* **Required work**: Please echo the entries word for word from the start up to and including the line with "Extract all elements". Leave the pictures out of your answer.

-------- Dataset extract

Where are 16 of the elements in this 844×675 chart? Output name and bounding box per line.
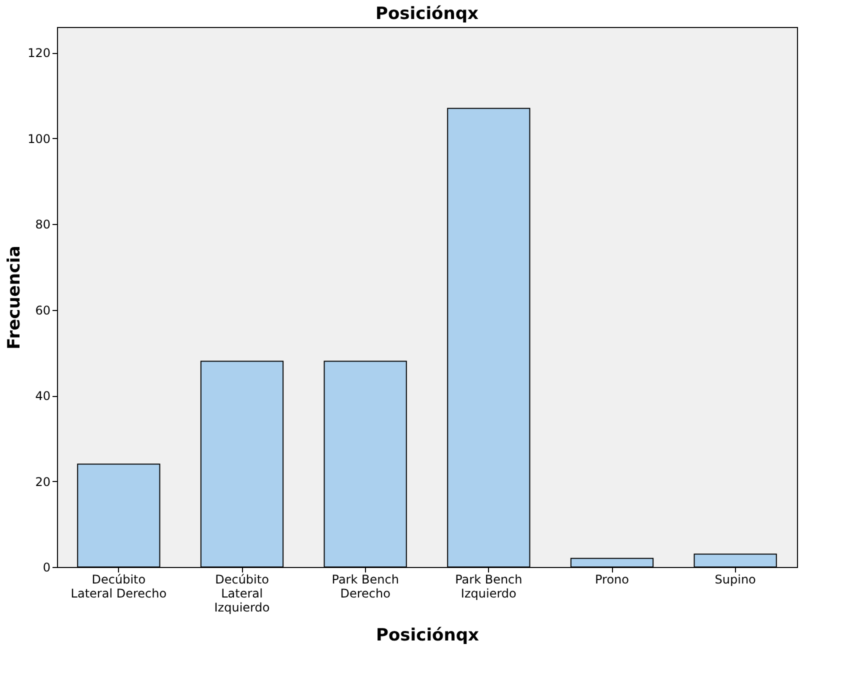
y-tick-label: 20 <box>35 474 50 489</box>
chart-title: Posiciónqx <box>376 4 478 24</box>
x-tick-label: Prono <box>595 572 629 586</box>
x-tick-label: Park Bench Derecho <box>332 572 399 600</box>
x-tick-label: Decúbito Lateral Izquierdo <box>214 572 270 614</box>
y-axis-title: Frecuencia <box>4 246 25 350</box>
y-tick-label: 60 <box>35 303 50 318</box>
y-tick-label: 80 <box>35 218 50 232</box>
x-tick-label: Supino <box>714 572 756 586</box>
y-tick-label: 40 <box>35 389 50 404</box>
x-tick-label: Decúbito Lateral Derecho <box>70 572 167 600</box>
x-tick-label: Park Bench Izquierdo <box>455 572 522 600</box>
x-axis-title: Posiciónqx <box>376 626 479 646</box>
y-tick-label: 120 <box>28 46 50 60</box>
y-tick-label: 100 <box>28 132 50 146</box>
y-tick-label: 0 <box>42 560 50 574</box>
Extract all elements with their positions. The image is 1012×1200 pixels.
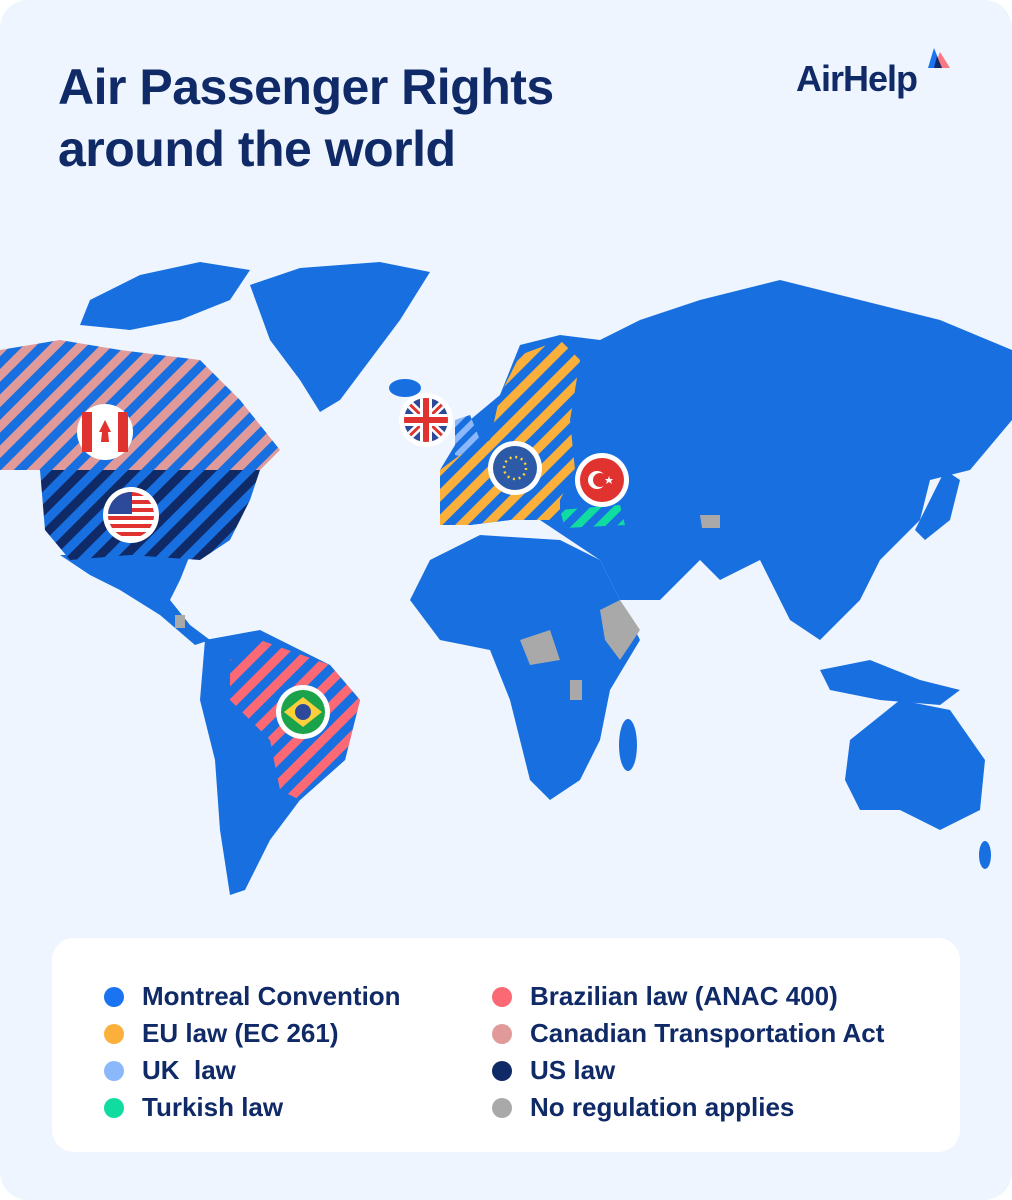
africa (410, 535, 640, 800)
new-zealand (979, 841, 991, 869)
iceland (389, 379, 421, 397)
legend-item-turkish: Turkish law (104, 1089, 401, 1126)
legend-dot (104, 1097, 124, 1118)
legend-dot (492, 1097, 512, 1118)
region-canada (0, 340, 280, 470)
eu-flag-icon (488, 441, 542, 495)
legend-label: Turkish law (142, 1092, 284, 1122)
legend-item-no-regulation: No regulation applies (492, 1089, 884, 1126)
region-turkey (560, 505, 625, 528)
legend-label: UK law (142, 1055, 236, 1085)
eurasia (440, 280, 1012, 640)
legend-item-brazilian: Brazilian law (ANAC 400) (492, 978, 884, 1015)
arctic-islands (80, 262, 250, 330)
greenland (250, 262, 430, 412)
indonesia (820, 660, 960, 705)
world-map (0, 262, 1012, 895)
legend: Montreal Convention EU law (EC 261) UK l… (52, 938, 960, 1152)
usa-flag-icon (103, 487, 159, 543)
legend-column-left: Montreal Convention EU law (EC 261) UK l… (104, 978, 401, 1126)
airhelp-logo: AirHelp (796, 48, 950, 100)
legend-item-us: US law (492, 1052, 884, 1089)
uk-flag-icon (399, 393, 453, 447)
legend-label: Brazilian law (ANAC 400) (530, 981, 838, 1011)
legend-label: Canadian Transportation Act (530, 1018, 885, 1048)
legend-dot (104, 986, 124, 1007)
legend-item-eu: EU law (EC 261) (104, 1015, 401, 1052)
no-regulation-areas (175, 515, 720, 700)
legend-label: No regulation applies (530, 1092, 795, 1122)
airhelp-triangle-logo-icon (928, 48, 950, 68)
legend-dot (492, 986, 512, 1007)
canada-flag-icon (77, 404, 133, 460)
legend-dot (104, 1060, 124, 1081)
logo-text: AirHelp (796, 58, 918, 99)
brazil-flag-icon (276, 685, 330, 739)
page-title: Air Passenger Rights around the world (58, 56, 554, 180)
madagascar (619, 719, 637, 771)
legend-item-canadian: Canadian Transportation Act (492, 1015, 884, 1052)
legend-item-uk: UK law (104, 1052, 401, 1089)
continents (60, 262, 1012, 895)
title-line-1: Air Passenger Rights (58, 59, 554, 115)
legend-column-right: Brazilian law (ANAC 400) Canadian Transp… (492, 978, 884, 1126)
japan (915, 470, 960, 540)
legend-dot (104, 1023, 124, 1044)
legend-label: EU law (EC 261) (142, 1018, 339, 1048)
region-eu (440, 340, 580, 525)
legend-dot (492, 1060, 512, 1081)
legend-label: US law (530, 1055, 616, 1085)
legend-label: Montreal Convention (142, 981, 401, 1011)
turkey-flag-icon (575, 453, 629, 507)
legend-dot (492, 1023, 512, 1044)
australia (845, 700, 985, 830)
title-line-2: around the world (58, 121, 456, 177)
legend-item-montreal: Montreal Convention (104, 978, 401, 1015)
mexico-central-america (60, 555, 210, 645)
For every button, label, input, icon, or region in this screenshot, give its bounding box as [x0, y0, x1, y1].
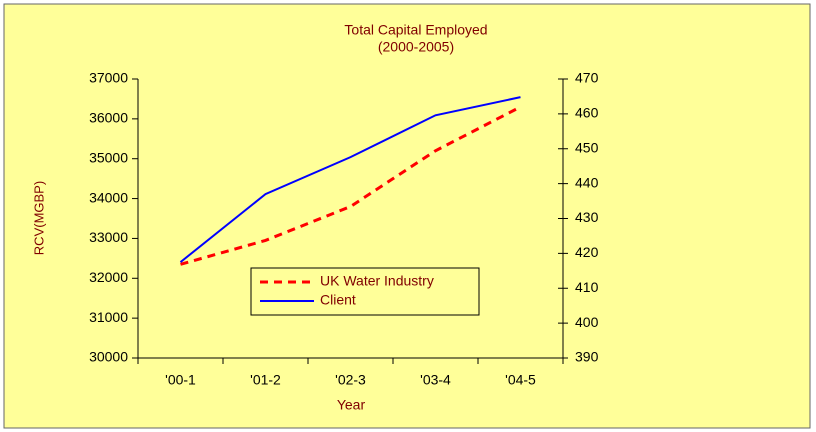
y2-tick-label: 400 — [575, 314, 599, 330]
y-axis-label: RCV(MGBP) — [31, 181, 46, 255]
y-tick-label: 32000 — [89, 269, 128, 285]
legend-label: Client — [320, 292, 356, 308]
x-tick-label: '01-2 — [250, 372, 281, 388]
y2-tick-label: 430 — [575, 209, 599, 225]
series-line — [179, 96, 521, 263]
y-tick-label: 34000 — [89, 189, 128, 205]
legend-label: UK Water Industry — [320, 273, 434, 289]
legend-box — [250, 267, 480, 316]
x-tick-label: '00-1 — [165, 372, 196, 388]
series-line — [180, 105, 522, 266]
y-tick-label: 33000 — [89, 229, 128, 245]
y2-tick-label: 420 — [575, 244, 599, 260]
x-tick-label: '02-3 — [335, 372, 366, 388]
y-tick-label: 30000 — [89, 349, 128, 365]
y2-tick-label: 460 — [575, 105, 599, 121]
y2-tick-label: 440 — [575, 174, 599, 190]
x-axis-label: Year — [337, 397, 366, 413]
x-tick-label: '03-4 — [420, 372, 451, 388]
y2-tick-label: 450 — [575, 139, 599, 155]
y2-tick-label: 470 — [575, 70, 599, 86]
y-tick-label: 31000 — [89, 309, 128, 325]
legend: UK Water Industry Client — [250, 267, 480, 316]
x-tick-label: '04-5 — [505, 372, 536, 388]
chart-subtitle: (2000-2005) — [378, 39, 454, 55]
y-tick-label: 36000 — [89, 110, 128, 126]
y2-tick-label: 410 — [575, 279, 599, 295]
y-tick-label: 37000 — [89, 70, 128, 86]
chart-title: Total Capital Employed — [344, 22, 487, 38]
y-tick-label: 35000 — [89, 149, 128, 165]
y2-tick-label: 390 — [575, 349, 599, 365]
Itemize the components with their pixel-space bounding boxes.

----------------

* **Output for this exercise**:
Where are 16 of the elements in this 844×675 chart? Output name and bounding box per line.
y-tick-label: 20 <box>35 474 50 489</box>
chart-title: Posiciónqx <box>376 4 478 24</box>
x-tick-label: Prono <box>595 572 629 586</box>
x-tick-label: Park Bench Derecho <box>332 572 399 600</box>
x-tick-label: Decúbito Lateral Izquierdo <box>214 572 270 614</box>
y-axis-title: Frecuencia <box>4 246 25 350</box>
y-tick-label: 60 <box>35 303 50 318</box>
y-tick-label: 80 <box>35 218 50 232</box>
x-tick-label: Supino <box>714 572 756 586</box>
y-tick-label: 40 <box>35 389 50 404</box>
x-tick-label: Decúbito Lateral Derecho <box>70 572 167 600</box>
x-tick-label: Park Bench Izquierdo <box>455 572 522 600</box>
x-axis-title: Posiciónqx <box>376 626 479 646</box>
y-tick-label: 120 <box>28 46 50 60</box>
y-tick-label: 100 <box>28 132 50 146</box>
y-tick-label: 0 <box>42 560 50 574</box>
Extract all elements with their positions. The image is 1012×1200 pixels.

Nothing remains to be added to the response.